| What is required |
Repeat each line of the material exactly.

| Dataset content |
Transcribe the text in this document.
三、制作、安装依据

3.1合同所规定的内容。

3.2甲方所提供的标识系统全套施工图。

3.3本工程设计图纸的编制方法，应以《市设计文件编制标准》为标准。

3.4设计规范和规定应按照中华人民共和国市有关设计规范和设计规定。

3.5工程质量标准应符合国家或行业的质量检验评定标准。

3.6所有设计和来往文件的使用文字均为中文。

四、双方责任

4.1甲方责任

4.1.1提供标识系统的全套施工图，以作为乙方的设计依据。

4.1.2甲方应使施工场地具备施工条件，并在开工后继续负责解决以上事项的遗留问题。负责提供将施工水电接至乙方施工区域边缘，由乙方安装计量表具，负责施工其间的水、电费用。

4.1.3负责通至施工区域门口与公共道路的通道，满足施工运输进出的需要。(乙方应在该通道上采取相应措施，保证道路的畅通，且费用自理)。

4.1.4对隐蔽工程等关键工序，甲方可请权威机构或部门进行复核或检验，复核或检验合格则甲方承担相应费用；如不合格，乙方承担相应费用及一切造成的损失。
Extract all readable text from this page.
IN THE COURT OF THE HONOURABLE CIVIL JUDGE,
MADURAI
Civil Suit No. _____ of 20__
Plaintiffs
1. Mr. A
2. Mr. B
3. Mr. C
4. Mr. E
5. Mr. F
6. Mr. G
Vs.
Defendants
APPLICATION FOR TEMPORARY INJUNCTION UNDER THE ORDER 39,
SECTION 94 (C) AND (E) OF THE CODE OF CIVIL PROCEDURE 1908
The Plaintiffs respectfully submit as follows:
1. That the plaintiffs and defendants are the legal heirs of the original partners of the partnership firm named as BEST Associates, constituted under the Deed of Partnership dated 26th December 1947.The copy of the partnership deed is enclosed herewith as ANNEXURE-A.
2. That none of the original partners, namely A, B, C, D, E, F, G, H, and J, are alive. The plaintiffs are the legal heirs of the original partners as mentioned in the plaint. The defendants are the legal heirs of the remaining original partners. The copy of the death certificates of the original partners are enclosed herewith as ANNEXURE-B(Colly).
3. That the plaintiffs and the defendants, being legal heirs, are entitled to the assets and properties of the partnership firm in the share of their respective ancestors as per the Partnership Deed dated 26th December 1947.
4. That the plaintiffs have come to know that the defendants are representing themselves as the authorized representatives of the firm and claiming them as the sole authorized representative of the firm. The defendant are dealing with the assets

| Response to this exercise |
Transcribe the text in this document.
三、制作、安装依据

3.1合同所规定的内容。

3.2甲方所提供的标识系统全套施工图。

3.3本工程设计图纸的编制方法，应以《市设计文件编制标准》为标准。

3.4设计规范和规定应按照中华人民共和国市有关设计规范和设计规定。

3.5工程质量标准应符合国家或行业的质量检验评定标准。

3.6所有设计和来往文件的使用文字均为中文。

四、双方责任

4.1甲方责任

4.1.1提供标识系统的全套施工图，以作为乙方的设计依据。

4.1.2甲方应使施工场地具备施工条件，并在开工后继续负责解决以上事项的遗留问题。负责提供将施工水电接至乙方施工区域边缘，由乙方安装计量表具，负责施工其间的水、电费用。

4.1.3负责通至施工区域门口与公共道路的通道，满足施工运输进出的需要。(乙方应在该通道上采取相应措施，保证道路的畅通，且费用自理)。

4.1.4对隐蔽工程等关键工序，甲方可请权威机构或部门进行复核或检验，复核或检验合格则甲方承担相应费用；如不合格，乙方承担相应费用及一切造成的损失。
Extract all readable text from this page.
IN THE COURT OF THE HONOURABLE CIVIL JUDGE,
MADURAI
Civil Suit No. _____ of 20__
Plaintiffs
1. Mr. A
2. Mr. B
3. Mr. C
4. Mr. E
5. Mr. F
6. Mr. G
Vs.
Defendants
APPLICATION FOR TEMPORARY INJUNCTION UNDER THE ORDER 39,
SECTION 94 (C) AND (E) OF THE CODE OF CIVIL PROCEDURE 1908
The Plaintiffs respectfully submit as follows:
1. That the plaintiffs and defendants are the legal heirs of the original partners of the partnership firm named as BEST Associates, constituted under the Deed of Partnership dated 26th December 1947.The copy of the partnership deed is enclosed herewith as ANNEXURE-A.
2. That none of the original partners, namely A, B, C, D, E, F, G, H, and J, are alive. The plaintiffs are the legal heirs of the original partners as mentioned in the plaint. The defendants are the legal heirs of the remaining original partners. The copy of the death certificates of the original partners are enclosed herewith as ANNEXURE-B(Colly).
3. That the plaintiffs and the defendants, being legal heirs, are entitled to the assets and properties of the partnership firm in the share of their respective ancestors as per the Partnership Deed dated 26th December 1947.
4. That the plaintiffs have come to know that the defendants are representing themselves as the authorized representatives of the firm and claiming them as the sole authorized representative of the firm. The defendant are dealing with the assets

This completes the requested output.